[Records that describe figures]
##########

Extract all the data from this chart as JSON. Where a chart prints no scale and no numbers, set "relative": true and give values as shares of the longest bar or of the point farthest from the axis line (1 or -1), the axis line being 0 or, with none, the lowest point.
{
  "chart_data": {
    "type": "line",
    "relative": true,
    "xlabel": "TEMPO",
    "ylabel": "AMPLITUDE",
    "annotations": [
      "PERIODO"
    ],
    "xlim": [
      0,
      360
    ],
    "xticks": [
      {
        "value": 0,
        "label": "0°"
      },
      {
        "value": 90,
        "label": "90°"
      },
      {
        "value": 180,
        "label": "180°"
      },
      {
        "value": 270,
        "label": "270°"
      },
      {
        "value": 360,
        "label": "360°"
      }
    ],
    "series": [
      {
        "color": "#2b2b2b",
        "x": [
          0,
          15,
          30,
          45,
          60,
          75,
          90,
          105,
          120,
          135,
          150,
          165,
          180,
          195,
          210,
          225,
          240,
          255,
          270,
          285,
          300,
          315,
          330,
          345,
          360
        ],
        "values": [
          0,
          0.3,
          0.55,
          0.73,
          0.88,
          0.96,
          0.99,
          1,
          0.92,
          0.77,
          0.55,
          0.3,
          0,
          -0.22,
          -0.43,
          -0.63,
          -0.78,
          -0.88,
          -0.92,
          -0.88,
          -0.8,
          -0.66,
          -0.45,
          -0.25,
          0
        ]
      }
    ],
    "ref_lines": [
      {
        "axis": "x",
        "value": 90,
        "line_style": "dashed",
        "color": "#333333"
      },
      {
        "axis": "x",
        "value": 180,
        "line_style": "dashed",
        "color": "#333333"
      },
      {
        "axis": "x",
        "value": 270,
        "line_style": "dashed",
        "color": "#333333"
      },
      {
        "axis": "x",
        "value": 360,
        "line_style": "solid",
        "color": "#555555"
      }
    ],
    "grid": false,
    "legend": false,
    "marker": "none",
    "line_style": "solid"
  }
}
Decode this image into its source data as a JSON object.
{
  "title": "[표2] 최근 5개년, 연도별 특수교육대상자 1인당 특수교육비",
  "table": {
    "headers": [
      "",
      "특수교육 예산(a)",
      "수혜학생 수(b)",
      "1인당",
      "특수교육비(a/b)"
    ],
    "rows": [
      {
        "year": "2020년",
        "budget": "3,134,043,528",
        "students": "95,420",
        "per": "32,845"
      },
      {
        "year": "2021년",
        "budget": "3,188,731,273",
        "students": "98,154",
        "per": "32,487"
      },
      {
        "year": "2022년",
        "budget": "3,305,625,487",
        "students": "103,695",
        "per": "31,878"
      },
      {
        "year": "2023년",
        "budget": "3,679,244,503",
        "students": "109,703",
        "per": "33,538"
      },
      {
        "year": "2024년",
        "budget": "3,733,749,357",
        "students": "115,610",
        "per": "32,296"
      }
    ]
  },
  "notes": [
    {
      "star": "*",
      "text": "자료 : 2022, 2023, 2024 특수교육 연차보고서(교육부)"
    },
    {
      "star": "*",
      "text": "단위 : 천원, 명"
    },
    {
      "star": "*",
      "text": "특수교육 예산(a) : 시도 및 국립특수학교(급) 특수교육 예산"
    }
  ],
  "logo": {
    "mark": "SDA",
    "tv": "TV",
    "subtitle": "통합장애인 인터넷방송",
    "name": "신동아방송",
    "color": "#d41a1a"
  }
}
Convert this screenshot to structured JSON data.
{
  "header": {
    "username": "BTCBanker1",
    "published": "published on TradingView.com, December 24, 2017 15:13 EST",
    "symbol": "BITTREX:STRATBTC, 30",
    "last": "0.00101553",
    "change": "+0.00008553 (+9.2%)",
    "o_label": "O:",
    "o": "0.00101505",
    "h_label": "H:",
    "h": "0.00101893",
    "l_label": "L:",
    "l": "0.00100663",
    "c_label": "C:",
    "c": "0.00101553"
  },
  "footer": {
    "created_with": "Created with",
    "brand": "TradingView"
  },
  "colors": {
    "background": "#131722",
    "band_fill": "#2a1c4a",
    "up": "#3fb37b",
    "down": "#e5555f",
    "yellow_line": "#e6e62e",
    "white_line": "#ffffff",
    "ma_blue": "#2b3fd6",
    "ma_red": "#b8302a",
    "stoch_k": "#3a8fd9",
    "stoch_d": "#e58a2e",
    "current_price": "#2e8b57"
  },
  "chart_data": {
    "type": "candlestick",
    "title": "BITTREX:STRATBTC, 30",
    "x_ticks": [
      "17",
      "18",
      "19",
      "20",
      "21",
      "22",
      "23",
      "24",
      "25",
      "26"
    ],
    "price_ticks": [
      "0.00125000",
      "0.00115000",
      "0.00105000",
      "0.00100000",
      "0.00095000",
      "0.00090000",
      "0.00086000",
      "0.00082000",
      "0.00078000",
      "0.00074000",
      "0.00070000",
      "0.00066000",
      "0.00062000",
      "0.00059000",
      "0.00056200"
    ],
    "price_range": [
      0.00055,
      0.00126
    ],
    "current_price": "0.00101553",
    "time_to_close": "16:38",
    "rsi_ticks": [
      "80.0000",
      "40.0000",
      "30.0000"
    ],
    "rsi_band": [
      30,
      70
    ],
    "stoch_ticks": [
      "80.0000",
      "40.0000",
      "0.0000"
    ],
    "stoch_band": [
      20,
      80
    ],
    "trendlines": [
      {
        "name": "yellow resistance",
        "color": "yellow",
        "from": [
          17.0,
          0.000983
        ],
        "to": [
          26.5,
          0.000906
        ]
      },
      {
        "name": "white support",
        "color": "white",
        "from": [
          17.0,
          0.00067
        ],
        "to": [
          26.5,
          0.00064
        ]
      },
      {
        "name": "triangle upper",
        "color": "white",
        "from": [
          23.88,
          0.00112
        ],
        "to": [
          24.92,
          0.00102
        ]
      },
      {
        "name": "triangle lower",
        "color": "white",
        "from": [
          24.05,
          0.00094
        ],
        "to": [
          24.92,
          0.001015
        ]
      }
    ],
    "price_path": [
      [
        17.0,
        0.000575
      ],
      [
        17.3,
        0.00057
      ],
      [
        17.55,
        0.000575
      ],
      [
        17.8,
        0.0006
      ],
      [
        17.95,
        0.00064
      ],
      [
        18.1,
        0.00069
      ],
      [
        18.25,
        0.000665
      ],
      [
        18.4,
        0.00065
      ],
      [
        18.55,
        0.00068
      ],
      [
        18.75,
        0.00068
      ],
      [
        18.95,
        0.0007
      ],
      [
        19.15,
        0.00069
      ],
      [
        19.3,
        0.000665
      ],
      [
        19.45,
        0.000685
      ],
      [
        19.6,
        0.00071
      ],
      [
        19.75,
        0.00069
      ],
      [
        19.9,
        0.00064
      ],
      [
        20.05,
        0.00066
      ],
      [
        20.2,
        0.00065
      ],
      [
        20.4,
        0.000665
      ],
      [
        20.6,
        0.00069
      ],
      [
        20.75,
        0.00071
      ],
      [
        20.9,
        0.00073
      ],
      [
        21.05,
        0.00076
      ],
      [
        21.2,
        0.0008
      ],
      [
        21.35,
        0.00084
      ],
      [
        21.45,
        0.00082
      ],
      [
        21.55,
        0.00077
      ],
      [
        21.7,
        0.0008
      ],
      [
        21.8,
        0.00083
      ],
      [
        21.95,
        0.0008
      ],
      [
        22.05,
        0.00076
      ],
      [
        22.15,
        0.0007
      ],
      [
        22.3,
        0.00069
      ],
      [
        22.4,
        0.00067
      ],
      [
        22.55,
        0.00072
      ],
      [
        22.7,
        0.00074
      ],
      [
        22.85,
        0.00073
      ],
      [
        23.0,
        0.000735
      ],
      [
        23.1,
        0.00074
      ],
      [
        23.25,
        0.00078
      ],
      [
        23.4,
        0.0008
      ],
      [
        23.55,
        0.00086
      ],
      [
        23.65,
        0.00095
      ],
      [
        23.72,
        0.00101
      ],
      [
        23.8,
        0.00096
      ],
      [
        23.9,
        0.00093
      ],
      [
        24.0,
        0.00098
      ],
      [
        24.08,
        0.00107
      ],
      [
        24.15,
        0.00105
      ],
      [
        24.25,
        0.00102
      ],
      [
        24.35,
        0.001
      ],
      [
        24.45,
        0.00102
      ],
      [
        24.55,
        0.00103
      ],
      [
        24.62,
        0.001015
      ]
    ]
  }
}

##########

_Task instructions:_ Look through the listing and extract every line with "BITTREX" in it.

_Result for this exercise:_
    "symbol": "BITTREX:STRATBTC, 30",
    "title": "BITTREX:STRATBTC, 30",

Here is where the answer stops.